Testo fornito.
────────
Questo sito contribuisce alla audience di

Il popolino delle Partite IVA

Nel paese degli evasori andiamo a verificare quanto può evadere un "novello imprenditore"



Carissimi, avete mai pensato che se tutti pagassero le tasse dovute questo paese andrebbe meglio?
E mentre vi si avvelenava il sangue a questo pensiero, non pensavate anche che, a dover pagare le tasse, dovrebbe essere quel celebre “popolo delle partite IVA” al quale sempre attribuiamo la gran parte dell’evasione fiscale in Italia?

Ebbene, io confesso di essere caduto in questi ragionamenti spesso e volentieri. Sino a quando poi, sulla mia pelle, ho scoperto che all’interno del grande “popolo delle P.I.” esiste un popolino, miserrimo, sfortunato, con tanta buona volontà ma ancor più castigato e sfruttato del ben più celebre e politicamente menzionato “popolo dei co.co.co, co.co.pro. ecc.”

Insomma, sappiate che non tutte le P.I. sono imprenditori e commercianti che evadono tasse e e sfruttano invece le tasse che pagano i dipendenti (stipendiati con busta paga comprensiva di trattenute alla fonte) …
Ho scoperto, haimè, che aprire una P.I. è la cosa più costosa e imprudente che possa fare un giovane con una buona idea imprenditoriale in testa.
Se vi venisse una idea imprenditoriale, raccomenaderei a tutti, riflettete molto bene prima di passare all’ufficio IVA o alla camera di commercio: le idee imprenditoriali, in questo paese, possono anche non valere nulla, ma di certo costano parecchio!
Io ho provato sia “l’esperienza della scrivania” che anche quella del “libero professionista” e devo dire che, senza ombra di dubbio, questo paese è impostato per produrre evasori, per allevare imprenditori furbastri, per selezionare professionsiti dei raggiri fiscali ……….. : l’unico modo per sopravvivere alle tasse e alle richieste di soldi di enti, istituti, camere, stanze, uffici, organismi statali, ecc. ecc. è quello di - tenetevi tutti - EVADERE, o meglio, AGGIRARE, ELUDERE, CONFONDERE, FUGGIRE i contributi e le imposte dovute.
────────
Voci salvate:
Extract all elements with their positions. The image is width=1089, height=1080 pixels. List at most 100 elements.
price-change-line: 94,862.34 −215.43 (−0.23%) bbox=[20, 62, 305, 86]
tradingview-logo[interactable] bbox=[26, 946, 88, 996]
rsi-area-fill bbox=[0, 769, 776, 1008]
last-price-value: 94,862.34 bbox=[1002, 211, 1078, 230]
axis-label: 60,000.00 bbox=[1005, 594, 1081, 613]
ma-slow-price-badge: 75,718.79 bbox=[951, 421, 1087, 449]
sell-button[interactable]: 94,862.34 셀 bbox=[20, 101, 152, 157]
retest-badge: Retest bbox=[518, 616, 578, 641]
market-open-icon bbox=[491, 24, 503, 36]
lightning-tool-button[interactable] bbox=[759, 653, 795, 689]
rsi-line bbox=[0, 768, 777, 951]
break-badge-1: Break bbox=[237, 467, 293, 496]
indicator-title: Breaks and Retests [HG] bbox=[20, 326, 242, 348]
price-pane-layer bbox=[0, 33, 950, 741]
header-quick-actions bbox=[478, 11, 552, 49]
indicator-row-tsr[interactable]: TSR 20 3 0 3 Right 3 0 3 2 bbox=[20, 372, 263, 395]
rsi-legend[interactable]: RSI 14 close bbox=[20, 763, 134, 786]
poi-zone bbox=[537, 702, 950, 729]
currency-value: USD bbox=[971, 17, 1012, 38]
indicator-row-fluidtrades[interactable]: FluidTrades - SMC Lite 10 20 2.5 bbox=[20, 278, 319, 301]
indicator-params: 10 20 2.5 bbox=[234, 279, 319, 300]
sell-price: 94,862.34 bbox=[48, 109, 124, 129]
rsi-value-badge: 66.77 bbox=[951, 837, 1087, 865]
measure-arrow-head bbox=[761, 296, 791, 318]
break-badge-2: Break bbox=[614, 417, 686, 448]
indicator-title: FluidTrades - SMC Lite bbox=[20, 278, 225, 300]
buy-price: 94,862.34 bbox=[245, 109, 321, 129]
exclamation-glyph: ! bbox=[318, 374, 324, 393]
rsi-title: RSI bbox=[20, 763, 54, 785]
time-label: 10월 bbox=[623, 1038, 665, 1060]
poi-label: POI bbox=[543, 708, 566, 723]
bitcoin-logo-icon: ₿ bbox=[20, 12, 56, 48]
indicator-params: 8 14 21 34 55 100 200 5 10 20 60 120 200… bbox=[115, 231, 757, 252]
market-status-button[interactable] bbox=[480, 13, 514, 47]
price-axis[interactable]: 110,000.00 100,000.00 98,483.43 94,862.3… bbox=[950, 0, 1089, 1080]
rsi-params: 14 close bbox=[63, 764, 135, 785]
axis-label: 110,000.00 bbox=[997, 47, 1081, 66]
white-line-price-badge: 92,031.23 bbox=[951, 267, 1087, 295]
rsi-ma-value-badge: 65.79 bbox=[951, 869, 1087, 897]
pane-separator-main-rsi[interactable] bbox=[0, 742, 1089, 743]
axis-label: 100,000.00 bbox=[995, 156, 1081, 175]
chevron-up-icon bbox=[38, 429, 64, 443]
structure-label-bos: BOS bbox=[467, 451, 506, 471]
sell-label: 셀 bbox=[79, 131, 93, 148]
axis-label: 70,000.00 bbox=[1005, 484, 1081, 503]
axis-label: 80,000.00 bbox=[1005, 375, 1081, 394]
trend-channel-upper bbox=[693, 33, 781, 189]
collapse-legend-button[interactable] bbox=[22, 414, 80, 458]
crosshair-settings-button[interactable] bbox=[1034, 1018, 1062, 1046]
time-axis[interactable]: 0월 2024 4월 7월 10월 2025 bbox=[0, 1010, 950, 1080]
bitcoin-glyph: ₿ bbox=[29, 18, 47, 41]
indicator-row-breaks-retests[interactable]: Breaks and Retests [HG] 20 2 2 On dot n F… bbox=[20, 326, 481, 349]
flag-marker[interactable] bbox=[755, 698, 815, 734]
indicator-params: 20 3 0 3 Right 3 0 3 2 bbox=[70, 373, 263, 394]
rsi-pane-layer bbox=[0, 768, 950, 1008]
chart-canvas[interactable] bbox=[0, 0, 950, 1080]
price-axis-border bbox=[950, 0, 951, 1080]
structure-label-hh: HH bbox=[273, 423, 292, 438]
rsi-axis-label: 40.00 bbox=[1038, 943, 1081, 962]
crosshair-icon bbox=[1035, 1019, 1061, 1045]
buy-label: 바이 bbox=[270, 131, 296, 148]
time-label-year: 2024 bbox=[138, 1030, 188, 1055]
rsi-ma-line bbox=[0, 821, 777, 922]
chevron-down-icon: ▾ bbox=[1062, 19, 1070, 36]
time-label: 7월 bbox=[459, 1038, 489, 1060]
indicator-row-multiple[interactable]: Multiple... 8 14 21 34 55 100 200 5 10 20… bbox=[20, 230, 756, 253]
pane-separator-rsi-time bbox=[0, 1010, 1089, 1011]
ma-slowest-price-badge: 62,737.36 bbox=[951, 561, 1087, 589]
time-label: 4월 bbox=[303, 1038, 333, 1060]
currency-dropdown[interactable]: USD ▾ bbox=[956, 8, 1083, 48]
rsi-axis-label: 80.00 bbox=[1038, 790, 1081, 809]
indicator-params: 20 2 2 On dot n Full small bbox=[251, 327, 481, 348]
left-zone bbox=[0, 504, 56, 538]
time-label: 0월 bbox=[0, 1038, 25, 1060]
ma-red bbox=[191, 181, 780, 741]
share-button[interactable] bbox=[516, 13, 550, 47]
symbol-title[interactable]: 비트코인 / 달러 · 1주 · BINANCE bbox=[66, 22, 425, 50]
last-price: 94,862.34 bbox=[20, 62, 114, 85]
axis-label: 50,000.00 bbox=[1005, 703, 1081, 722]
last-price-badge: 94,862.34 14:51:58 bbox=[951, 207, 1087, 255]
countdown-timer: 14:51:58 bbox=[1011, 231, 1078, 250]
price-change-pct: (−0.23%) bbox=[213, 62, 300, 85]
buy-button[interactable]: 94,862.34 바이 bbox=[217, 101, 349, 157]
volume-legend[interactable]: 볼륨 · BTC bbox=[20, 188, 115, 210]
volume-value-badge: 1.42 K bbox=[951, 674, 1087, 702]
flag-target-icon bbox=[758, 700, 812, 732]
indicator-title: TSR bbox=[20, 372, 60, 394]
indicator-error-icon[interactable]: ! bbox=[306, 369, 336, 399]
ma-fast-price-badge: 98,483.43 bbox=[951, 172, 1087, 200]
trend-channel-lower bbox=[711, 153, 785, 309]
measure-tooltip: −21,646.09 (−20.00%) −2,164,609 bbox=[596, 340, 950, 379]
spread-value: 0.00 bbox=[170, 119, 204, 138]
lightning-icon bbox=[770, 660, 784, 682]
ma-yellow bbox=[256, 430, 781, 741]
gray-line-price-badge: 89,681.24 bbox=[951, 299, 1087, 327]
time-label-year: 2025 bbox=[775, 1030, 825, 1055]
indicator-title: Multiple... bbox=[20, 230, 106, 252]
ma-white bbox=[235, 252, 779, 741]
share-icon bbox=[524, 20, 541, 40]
────────
Il compito.
Prosegui il testo sul popolino delle partite IVA, ripartendo subito dopo la sua ultima frase. Questi dati non hanno niente a che fare con il testo.

Risposta scritta.
Per carità, non prendetemi per Berlusconi! Ci sono evasori spudorati, personaggi che gudagnano come aziende intere e il loro obiettivo fisso rimane guadagnare sempre e ancora di più, non importa il modo. Sono le vergognose degenerazioni umane, d’altra parte chi non ha idee deve trovare scopi per cui vivere, ed il denaro sembra essere per tanti un mezzo buono per arrichirsi la vita di senso.
Tuttavia, tra i tanti “furbetti” dell’evasione, esiste anche un popolino poverello di cui in pochissimi parlano (qualche volta ne accenna quel buon Bersani): si tratta del “popolino delle partite iva”, coloro che pensano di iniziare una attività imprenditoriale e si ritrovano, dopo qualche mese, ad aver fatturato (guadagnato) magari 12-13 mila Euro e a questi devono sottrarne altrettanti o persino di più di tasse e contributi e impste e rate di ogni genere e sorta.
Ma come! Eccheccazzo! Ma che razza di presa in giro è? Può capitare il caso che un disgraziato apra la partita IVA, si ammali o abbia qualche imprevisto e, dopo un anno, non avendo fatturato NULLA e guadagnato NULLA, si ritrovi a pagare la bellezza di 4-5.000 Euro di contributi DOVUTI per stato, INPS, CCIA, ecc. ecc.
L’idea imprednitoriale era buona, anzi rimane buona, ma ha bisogno di tempo e di tranquillità per svilupparsi come si deve, e per darle il tempo di cui ha bisogno per produrre, c’è bisogno, dico io, di un’altra idea, una idea che possa slegare la prima idea dai vincoli fiscali e burocratici di questo paese: come fare allora?
Molti si affidano all’idea geniale del cosiddetto “uomo in nero”: agite come se non esistesse uno stato, vedrete che lo stato non se ne accorgerà.